Problem to work on:
Below are some records; return each one exactly.

Information supplied:
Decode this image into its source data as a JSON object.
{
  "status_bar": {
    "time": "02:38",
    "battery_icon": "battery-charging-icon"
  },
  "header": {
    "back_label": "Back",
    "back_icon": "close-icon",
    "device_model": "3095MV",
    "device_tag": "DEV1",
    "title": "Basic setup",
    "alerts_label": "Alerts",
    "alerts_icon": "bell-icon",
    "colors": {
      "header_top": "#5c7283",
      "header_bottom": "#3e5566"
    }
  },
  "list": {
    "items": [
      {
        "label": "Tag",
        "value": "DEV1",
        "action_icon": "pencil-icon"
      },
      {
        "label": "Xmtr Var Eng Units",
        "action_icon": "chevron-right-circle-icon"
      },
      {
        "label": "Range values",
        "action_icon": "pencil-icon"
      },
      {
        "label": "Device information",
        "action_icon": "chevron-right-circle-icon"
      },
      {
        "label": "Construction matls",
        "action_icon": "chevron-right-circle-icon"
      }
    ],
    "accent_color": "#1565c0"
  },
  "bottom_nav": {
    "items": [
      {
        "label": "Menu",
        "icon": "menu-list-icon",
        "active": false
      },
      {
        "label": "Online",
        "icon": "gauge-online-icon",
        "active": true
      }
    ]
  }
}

Written solution:
Decode this image into its source data as a JSON object.
{
  "status_bar": {
    "time": "02:38",
    "battery_icon": "battery-charging-icon"
  },
  "header": {
    "back_label": "Back",
    "back_icon": "close-icon",
    "device_model": "3095MV",
    "device_tag": "DEV1",
    "title": "Basic setup",
    "alerts_label": "Alerts",
    "alerts_icon": "bell-icon",
    "colors": {
      "header_top": "#5c7283",
      "header_bottom": "#3e5566"
    }
  },
  "list": {
    "items": [
      {
        "label": "Tag",
        "value": "DEV1",
        "action_icon": "pencil-icon"
      },
      {
        "label": "Xmtr Var Eng Units",
        "action_icon": "chevron-right-circle-icon"
      },
      {
        "label": "Range values",
        "action_icon": "pencil-icon"
      },
      {
        "label": "Device information",
        "action_icon": "chevron-right-circle-icon"
      },
      {
        "label": "Construction matls",
        "action_icon": "chevron-right-circle-icon"
      }
    ],
    "accent_color": "#1565c0"
  },
  "bottom_nav": {
    "items": [
      {
        "label": "Menu",
        "icon": "menu-list-icon",
        "active": false
      },
      {
        "label": "Online",
        "icon": "gauge-online-icon",
        "active": true
      }
    ]
  }
}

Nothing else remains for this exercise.